**Written exercise**
Count the lines in the records below that contain the word "JSON", and reply with only that number.

[Data items]

▬▬▬

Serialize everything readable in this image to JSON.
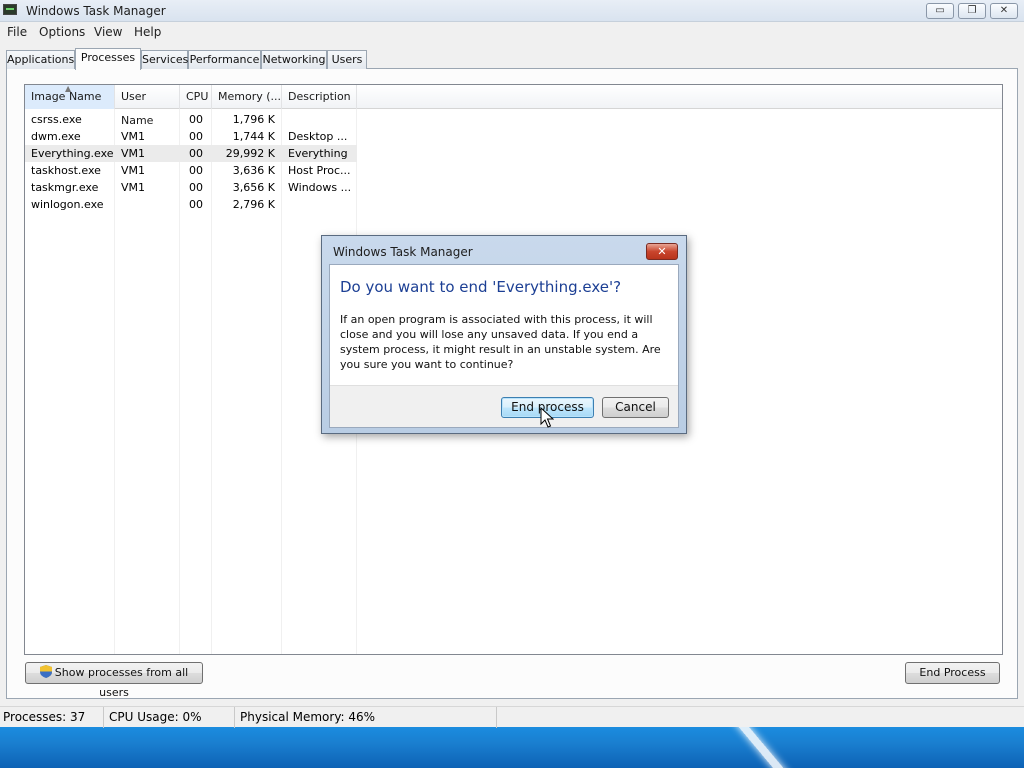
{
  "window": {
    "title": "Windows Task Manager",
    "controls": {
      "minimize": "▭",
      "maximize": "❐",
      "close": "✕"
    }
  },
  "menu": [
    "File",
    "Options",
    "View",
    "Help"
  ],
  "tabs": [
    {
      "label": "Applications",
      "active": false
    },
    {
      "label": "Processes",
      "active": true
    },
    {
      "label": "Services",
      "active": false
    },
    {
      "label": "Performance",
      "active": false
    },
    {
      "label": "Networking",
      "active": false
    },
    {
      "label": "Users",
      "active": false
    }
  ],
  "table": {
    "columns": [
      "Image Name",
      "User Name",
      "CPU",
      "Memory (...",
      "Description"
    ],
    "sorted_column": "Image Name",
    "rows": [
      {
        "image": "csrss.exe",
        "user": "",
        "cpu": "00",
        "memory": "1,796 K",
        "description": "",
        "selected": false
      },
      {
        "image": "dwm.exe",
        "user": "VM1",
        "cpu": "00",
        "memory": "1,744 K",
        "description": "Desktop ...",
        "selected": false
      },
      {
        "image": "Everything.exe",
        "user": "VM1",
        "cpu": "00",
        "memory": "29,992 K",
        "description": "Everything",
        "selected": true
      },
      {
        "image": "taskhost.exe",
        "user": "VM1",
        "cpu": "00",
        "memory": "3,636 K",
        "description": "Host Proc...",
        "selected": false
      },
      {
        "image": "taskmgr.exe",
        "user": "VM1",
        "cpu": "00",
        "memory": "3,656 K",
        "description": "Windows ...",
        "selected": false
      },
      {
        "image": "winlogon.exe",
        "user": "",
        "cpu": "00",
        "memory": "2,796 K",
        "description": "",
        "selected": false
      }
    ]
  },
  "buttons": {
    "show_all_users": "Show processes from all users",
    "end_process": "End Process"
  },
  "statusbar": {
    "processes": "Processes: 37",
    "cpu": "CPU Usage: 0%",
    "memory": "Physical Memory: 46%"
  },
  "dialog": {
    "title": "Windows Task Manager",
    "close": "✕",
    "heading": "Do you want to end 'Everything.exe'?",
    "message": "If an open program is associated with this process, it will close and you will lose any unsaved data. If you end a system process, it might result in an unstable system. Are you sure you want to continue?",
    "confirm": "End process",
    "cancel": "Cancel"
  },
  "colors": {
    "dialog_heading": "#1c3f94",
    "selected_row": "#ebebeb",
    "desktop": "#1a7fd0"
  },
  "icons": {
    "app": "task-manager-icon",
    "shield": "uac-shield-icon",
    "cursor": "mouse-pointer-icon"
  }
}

▬▬▬

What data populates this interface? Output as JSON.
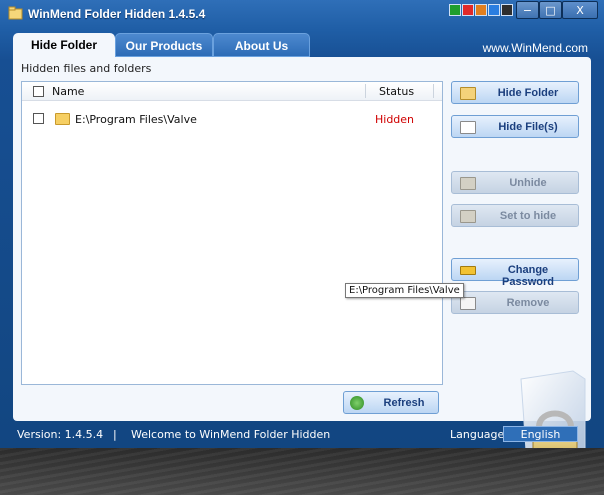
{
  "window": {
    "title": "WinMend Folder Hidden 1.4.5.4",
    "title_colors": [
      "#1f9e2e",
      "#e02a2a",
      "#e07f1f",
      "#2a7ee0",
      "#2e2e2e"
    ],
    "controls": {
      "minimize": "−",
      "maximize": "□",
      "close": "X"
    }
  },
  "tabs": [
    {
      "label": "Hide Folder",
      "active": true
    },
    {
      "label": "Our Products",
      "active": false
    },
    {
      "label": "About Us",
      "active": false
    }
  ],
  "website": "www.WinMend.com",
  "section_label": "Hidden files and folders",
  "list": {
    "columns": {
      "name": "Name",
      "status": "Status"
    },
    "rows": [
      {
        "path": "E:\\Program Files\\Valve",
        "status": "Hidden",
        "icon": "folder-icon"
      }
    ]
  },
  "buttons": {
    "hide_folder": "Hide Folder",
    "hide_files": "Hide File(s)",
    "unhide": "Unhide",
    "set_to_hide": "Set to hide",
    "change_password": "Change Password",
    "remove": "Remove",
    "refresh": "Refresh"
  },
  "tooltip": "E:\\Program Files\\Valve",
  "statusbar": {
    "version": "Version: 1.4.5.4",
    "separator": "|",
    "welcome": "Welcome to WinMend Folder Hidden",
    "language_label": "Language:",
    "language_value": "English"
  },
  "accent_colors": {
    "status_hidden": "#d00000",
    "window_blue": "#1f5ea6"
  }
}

▬▬▬

**Response below**
2